**WHAT YOU WILL DO**: Select and copy out every line in the records containing "question".

# # #

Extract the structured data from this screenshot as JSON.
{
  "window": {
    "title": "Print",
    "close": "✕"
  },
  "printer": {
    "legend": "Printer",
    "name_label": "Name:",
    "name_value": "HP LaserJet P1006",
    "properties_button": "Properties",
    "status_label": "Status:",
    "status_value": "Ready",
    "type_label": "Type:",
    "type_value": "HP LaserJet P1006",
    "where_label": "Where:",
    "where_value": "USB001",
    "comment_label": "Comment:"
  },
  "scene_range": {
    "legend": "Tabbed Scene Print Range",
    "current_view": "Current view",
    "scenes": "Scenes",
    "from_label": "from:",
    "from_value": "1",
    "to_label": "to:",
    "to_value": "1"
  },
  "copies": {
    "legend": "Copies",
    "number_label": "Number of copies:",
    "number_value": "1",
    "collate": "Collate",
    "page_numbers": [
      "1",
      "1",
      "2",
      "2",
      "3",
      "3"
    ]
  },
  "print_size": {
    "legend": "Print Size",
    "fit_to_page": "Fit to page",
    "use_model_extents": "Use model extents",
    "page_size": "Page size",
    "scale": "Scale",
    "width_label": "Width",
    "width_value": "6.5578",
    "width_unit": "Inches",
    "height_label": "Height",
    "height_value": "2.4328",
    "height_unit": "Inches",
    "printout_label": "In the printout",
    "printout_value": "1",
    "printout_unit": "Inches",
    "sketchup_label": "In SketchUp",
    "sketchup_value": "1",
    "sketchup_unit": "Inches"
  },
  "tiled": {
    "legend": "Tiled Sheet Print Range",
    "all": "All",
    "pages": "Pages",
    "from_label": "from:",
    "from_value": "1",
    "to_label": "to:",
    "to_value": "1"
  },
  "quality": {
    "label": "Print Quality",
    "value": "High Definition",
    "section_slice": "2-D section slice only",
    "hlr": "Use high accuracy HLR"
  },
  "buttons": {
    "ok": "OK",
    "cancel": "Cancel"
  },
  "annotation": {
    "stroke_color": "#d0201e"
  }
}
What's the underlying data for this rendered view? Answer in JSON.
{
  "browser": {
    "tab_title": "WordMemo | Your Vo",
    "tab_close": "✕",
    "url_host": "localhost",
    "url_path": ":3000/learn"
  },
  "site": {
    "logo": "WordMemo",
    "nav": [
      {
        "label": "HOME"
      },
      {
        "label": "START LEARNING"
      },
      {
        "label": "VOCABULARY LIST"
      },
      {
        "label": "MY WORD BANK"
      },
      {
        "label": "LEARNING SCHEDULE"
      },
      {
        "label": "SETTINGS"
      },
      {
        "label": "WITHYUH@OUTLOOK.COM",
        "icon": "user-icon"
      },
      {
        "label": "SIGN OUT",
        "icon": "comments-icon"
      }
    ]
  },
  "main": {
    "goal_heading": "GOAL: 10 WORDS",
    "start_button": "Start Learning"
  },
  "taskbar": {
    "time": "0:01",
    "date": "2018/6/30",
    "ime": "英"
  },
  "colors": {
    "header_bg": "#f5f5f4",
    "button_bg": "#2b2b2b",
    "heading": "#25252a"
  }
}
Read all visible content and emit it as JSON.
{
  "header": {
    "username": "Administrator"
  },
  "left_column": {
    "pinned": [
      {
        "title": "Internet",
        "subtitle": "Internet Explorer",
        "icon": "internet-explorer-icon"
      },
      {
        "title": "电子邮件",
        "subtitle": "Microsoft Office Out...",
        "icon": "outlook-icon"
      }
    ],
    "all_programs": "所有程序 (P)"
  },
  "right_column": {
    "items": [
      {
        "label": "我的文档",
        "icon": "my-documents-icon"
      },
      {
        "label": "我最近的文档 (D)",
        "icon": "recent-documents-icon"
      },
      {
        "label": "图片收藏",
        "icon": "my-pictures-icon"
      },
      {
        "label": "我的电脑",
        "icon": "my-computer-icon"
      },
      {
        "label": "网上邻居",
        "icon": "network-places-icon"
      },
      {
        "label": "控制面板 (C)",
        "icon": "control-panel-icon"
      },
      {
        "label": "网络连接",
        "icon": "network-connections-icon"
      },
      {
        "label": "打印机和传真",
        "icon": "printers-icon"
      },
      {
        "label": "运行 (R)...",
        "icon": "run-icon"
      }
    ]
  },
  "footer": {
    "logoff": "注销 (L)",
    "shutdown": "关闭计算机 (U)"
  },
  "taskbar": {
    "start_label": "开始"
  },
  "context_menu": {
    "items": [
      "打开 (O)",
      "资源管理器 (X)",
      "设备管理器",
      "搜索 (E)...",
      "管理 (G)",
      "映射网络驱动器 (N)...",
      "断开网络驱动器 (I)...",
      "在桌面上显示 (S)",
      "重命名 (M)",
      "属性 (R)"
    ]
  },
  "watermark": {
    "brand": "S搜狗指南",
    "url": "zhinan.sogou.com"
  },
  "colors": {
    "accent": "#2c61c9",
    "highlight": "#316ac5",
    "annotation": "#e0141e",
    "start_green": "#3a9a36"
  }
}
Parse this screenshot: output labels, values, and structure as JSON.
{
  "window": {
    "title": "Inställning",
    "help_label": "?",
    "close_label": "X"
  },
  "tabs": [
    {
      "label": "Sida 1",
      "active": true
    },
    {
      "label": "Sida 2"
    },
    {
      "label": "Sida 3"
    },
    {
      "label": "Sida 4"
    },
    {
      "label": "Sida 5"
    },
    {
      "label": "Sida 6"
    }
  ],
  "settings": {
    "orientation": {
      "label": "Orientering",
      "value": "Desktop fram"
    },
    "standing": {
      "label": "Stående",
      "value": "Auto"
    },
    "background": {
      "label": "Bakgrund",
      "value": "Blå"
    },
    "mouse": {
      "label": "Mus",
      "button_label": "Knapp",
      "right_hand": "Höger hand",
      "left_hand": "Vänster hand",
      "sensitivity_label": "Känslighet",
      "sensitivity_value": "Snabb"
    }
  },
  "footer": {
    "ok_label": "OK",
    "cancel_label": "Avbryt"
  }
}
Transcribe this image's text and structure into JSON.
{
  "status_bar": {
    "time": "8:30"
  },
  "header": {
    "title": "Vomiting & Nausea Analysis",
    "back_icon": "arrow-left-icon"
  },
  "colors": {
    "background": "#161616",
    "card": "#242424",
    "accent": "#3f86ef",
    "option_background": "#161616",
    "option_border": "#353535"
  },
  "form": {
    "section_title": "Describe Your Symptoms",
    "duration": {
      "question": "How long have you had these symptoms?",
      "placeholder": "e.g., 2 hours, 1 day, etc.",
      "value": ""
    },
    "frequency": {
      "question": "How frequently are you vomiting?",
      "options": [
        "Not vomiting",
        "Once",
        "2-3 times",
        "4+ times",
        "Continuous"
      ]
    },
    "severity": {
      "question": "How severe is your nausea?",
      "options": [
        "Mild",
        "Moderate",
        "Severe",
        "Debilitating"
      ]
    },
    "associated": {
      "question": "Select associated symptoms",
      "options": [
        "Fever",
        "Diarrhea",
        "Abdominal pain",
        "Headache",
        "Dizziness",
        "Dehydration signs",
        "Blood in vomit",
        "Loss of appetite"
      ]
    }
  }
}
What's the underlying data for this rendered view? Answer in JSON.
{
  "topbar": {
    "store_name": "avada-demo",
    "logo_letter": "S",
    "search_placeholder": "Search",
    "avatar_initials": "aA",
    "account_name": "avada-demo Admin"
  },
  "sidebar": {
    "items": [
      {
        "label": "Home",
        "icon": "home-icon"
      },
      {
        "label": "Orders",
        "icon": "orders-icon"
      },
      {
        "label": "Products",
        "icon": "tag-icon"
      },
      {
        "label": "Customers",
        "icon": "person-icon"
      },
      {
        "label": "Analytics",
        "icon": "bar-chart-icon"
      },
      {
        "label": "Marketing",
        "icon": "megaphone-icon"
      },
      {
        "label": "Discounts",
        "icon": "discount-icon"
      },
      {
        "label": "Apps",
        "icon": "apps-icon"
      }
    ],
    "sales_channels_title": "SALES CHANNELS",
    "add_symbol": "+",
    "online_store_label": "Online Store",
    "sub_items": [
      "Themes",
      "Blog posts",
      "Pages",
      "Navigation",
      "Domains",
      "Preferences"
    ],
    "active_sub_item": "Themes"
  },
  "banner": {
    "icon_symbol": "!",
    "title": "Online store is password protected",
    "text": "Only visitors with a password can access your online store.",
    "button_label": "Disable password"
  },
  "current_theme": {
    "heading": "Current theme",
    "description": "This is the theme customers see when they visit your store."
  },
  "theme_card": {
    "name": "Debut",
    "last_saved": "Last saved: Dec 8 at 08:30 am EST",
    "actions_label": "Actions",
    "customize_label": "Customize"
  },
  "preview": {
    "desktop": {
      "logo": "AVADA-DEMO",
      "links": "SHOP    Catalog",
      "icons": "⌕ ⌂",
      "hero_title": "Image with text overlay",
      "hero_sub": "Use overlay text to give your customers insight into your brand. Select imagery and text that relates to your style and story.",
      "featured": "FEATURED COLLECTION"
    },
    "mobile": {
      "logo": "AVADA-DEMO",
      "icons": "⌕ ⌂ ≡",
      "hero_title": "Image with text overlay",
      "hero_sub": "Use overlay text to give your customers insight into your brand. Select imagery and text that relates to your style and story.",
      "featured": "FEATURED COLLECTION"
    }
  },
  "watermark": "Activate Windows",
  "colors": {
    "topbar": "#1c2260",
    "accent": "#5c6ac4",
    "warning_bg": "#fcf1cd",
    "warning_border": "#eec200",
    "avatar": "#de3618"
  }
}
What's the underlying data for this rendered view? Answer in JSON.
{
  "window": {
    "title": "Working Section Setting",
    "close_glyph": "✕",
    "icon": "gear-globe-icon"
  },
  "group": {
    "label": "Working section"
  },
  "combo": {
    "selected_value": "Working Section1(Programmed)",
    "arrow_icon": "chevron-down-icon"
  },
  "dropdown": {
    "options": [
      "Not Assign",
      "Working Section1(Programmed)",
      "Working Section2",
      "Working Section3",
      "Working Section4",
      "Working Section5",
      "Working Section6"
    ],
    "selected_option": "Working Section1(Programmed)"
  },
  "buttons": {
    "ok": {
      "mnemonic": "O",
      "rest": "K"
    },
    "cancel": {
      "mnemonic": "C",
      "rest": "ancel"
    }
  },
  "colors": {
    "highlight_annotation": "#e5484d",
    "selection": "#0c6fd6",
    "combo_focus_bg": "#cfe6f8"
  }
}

# # #

**WORKED SOLUTION**:
      "question": "How long have you had these symptoms?",
      "question": "How frequently are you vomiting?",
      "question": "How severe is your nausea?",
      "question": "Select associated symptoms",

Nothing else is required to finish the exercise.